(Stored dataset items)
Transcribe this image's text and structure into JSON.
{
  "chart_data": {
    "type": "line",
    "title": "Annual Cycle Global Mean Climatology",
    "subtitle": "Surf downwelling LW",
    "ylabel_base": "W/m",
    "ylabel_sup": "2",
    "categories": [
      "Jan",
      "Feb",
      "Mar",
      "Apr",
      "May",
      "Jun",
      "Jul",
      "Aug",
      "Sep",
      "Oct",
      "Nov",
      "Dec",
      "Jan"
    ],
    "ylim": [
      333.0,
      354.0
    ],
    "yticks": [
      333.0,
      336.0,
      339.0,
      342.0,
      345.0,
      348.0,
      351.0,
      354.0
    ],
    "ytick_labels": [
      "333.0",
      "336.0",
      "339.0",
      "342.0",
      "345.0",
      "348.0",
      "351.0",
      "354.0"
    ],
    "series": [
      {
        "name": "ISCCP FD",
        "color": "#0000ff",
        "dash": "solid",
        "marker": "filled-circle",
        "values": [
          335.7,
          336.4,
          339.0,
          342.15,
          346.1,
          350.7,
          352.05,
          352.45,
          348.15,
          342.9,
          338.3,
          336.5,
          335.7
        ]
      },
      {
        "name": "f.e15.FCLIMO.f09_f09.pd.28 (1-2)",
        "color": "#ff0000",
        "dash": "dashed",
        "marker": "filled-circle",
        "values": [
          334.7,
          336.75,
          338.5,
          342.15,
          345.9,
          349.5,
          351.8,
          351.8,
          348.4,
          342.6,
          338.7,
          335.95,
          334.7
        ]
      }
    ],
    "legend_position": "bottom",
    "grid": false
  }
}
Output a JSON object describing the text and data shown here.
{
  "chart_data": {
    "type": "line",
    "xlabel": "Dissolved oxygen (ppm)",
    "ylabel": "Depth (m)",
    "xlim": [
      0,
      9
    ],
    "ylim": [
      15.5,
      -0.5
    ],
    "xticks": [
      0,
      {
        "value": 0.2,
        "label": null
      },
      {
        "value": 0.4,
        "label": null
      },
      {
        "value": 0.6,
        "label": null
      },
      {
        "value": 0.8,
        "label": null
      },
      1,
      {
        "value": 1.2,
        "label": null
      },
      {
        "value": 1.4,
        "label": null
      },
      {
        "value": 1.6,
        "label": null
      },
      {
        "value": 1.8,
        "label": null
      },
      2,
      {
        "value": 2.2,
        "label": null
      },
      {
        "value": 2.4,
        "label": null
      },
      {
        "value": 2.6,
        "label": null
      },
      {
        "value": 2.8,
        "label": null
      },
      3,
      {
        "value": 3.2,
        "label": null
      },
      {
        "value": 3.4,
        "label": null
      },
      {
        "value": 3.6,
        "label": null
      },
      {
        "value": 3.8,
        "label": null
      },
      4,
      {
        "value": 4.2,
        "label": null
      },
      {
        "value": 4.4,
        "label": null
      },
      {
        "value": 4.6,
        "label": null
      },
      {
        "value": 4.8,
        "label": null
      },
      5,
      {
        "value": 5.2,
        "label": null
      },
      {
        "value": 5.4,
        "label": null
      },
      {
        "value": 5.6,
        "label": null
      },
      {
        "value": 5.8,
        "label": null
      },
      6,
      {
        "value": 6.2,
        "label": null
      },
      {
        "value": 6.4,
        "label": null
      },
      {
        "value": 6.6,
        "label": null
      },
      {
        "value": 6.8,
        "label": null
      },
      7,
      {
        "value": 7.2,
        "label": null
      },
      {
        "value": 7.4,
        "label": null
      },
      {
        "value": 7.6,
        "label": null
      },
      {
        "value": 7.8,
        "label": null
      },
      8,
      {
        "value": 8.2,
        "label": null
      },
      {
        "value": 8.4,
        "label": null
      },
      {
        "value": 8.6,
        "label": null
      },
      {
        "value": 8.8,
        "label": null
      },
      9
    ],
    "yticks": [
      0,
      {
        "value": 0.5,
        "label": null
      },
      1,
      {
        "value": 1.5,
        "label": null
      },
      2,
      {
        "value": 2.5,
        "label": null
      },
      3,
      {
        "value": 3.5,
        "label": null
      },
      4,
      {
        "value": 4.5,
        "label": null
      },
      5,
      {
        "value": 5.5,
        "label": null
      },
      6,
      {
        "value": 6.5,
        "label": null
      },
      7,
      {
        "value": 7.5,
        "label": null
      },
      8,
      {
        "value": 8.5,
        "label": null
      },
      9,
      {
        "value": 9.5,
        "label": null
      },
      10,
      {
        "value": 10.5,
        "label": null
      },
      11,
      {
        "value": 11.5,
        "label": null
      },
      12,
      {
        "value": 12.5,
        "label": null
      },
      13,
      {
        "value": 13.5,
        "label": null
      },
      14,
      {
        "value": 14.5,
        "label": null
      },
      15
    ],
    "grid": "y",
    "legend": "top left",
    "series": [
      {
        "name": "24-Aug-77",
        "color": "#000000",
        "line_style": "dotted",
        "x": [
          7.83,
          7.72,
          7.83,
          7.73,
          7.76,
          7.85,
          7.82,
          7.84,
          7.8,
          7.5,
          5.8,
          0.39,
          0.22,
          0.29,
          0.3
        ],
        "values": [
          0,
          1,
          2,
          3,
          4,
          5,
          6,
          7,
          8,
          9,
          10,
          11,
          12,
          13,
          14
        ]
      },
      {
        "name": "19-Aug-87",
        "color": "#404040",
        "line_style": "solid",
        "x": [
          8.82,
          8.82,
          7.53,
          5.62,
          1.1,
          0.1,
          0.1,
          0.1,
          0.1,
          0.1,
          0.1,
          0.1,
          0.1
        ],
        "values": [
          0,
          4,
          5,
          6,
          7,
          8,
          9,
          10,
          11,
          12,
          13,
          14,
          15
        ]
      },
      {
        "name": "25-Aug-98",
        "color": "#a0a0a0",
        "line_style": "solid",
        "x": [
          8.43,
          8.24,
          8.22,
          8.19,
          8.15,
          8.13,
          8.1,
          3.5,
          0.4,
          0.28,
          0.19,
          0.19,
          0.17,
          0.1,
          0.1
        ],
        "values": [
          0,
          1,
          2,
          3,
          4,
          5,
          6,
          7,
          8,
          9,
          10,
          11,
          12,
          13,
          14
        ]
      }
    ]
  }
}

- **What to produce**:
Every line of the data above should be copied exactly.

- **Result below**:
Transcribe this image's text and structure into JSON.
{
  "chart_data": {
    "type": "line",
    "title": "Annual Cycle Global Mean Climatology",
    "subtitle": "Surf downwelling LW",
    "ylabel_base": "W/m",
    "ylabel_sup": "2",
    "categories": [
      "Jan",
      "Feb",
      "Mar",
      "Apr",
      "May",
      "Jun",
      "Jul",
      "Aug",
      "Sep",
      "Oct",
      "Nov",
      "Dec",
      "Jan"
    ],
    "ylim": [
      333.0,
      354.0
    ],
    "yticks": [
      333.0,
      336.0,
      339.0,
      342.0,
      345.0,
      348.0,
      351.0,
      354.0
    ],
    "ytick_labels": [
      "333.0",
      "336.0",
      "339.0",
      "342.0",
      "345.0",
      "348.0",
      "351.0",
      "354.0"
    ],
    "series": [
      {
        "name": "ISCCP FD",
        "color": "#0000ff",
        "dash": "solid",
        "marker": "filled-circle",
        "values": [
          335.7,
          336.4,
          339.0,
          342.15,
          346.1,
          350.7,
          352.05,
          352.45,
          348.15,
          342.9,
          338.3,
          336.5,
          335.7
        ]
      },
      {
        "name": "f.e15.FCLIMO.f09_f09.pd.28 (1-2)",
        "color": "#ff0000",
        "dash": "dashed",
        "marker": "filled-circle",
        "values": [
          334.7,
          336.75,
          338.5,
          342.15,
          345.9,
          349.5,
          351.8,
          351.8,
          348.4,
          342.6,
          338.7,
          335.95,
          334.7
        ]
      }
    ],
    "legend_position": "bottom",
    "grid": false
  }
}
Output a JSON object describing the text and data shown here.
{
  "chart_data": {
    "type": "line",
    "xlabel": "Dissolved oxygen (ppm)",
    "ylabel": "Depth (m)",
    "xlim": [
      0,
      9
    ],
    "ylim": [
      15.5,
      -0.5
    ],
    "xticks": [
      0,
      {
        "value": 0.2,
        "label": null
      },
      {
        "value": 0.4,
        "label": null
      },
      {
        "value": 0.6,
        "label": null
      },
      {
        "value": 0.8,
        "label": null
      },
      1,
      {
        "value": 1.2,
        "label": null
      },
      {
        "value": 1.4,
        "label": null
      },
      {
        "value": 1.6,
        "label": null
      },
      {
        "value": 1.8,
        "label": null
      },
      2,
      {
        "value": 2.2,
        "label": null
      },
      {
        "value": 2.4,
        "label": null
      },
      {
        "value": 2.6,
        "label": null
      },
      {
        "value": 2.8,
        "label": null
      },
      3,
      {
        "value": 3.2,
        "label": null
      },
      {
        "value": 3.4,
        "label": null
      },
      {
        "value": 3.6,
        "label": null
      },
      {
        "value": 3.8,
        "label": null
      },
      4,
      {
        "value": 4.2,
        "label": null
      },
      {
        "value": 4.4,
        "label": null
      },
      {
        "value": 4.6,
        "label": null
      },
      {
        "value": 4.8,
        "label": null
      },
      5,
      {
        "value": 5.2,
        "label": null
      },
      {
        "value": 5.4,
        "label": null
      },
      {
        "value": 5.6,
        "label": null
      },
      {
        "value": 5.8,
        "label": null
      },
      6,
      {
        "value": 6.2,
        "label": null
      },
      {
        "value": 6.4,
        "label": null
      },
      {
        "value": 6.6,
        "label": null
      },
      {
        "value": 6.8,
        "label": null
      },
      7,
      {
        "value": 7.2,
        "label": null
      },
      {
        "value": 7.4,
        "label": null
      },
      {
        "value": 7.6,
        "label": null
      },
      {
        "value": 7.8,
        "label": null
      },
      8,
      {
        "value": 8.2,
        "label": null
      },
      {
        "value": 8.4,
        "label": null
      },
      {
        "value": 8.6,
        "label": null
      },
      {
        "value": 8.8,
        "label": null
      },
      9
    ],
    "yticks": [
      0,
      {
        "value": 0.5,
        "label": null
      },
      1,
      {
        "value": 1.5,
        "label": null
      },
      2,
      {
        "value": 2.5,
        "label": null
      },
      3,
      {
        "value": 3.5,
        "label": null
      },
      4,
      {
        "value": 4.5,
        "label": null
      },
      5,
      {
        "value": 5.5,
        "label": null
      },
      6,
      {
        "value": 6.5,
        "label": null
      },
      7,
      {
        "value": 7.5,
        "label": null
      },
      8,
      {
        "value": 8.5,
        "label": null
      },
      9,
      {
        "value": 9.5,
        "label": null
      },
      10,
      {
        "value": 10.5,
        "label": null
      },
      11,
      {
        "value": 11.5,
        "label": null
      },
      12,
      {
        "value": 12.5,
        "label": null
      },
      13,
      {
        "value": 13.5,
        "label": null
      },
      14,
      {
        "value": 14.5,
        "label": null
      },
      15
    ],
    "grid": "y",
    "legend": "top left",
    "series": [
      {
        "name": "24-Aug-77",
        "color": "#000000",
        "line_style": "dotted",
        "x": [
          7.83,
          7.72,
          7.83,
          7.73,
          7.76,
          7.85,
          7.82,
          7.84,
          7.8,
          7.5,
          5.8,
          0.39,
          0.22,
          0.29,
          0.3
        ],
        "values": [
          0,
          1,
          2,
          3,
          4,
          5,
          6,
          7,
          8,
          9,
          10,
          11,
          12,
          13,
          14
        ]
      },
      {
        "name": "19-Aug-87",
        "color": "#404040",
        "line_style": "solid",
        "x": [
          8.82,
          8.82,
          7.53,
          5.62,
          1.1,
          0.1,
          0.1,
          0.1,
          0.1,
          0.1,
          0.1,
          0.1,
          0.1
        ],
        "values": [
          0,
          4,
          5,
          6,
          7,
          8,
          9,
          10,
          11,
          12,
          13,
          14,
          15
        ]
      },
      {
        "name": "25-Aug-98",
        "color": "#a0a0a0",
        "line_style": "solid",
        "x": [
          8.43,
          8.24,
          8.22,
          8.19,
          8.15,
          8.13,
          8.1,
          3.5,
          0.4,
          0.28,
          0.19,
          0.19,
          0.17,
          0.1,
          0.1
        ],
        "values": [
          0,
          1,
          2,
          3,
          4,
          5,
          6,
          7,
          8,
          9,
          10,
          11,
          12,
          13,
          14
        ]
      }
    ]
  }
}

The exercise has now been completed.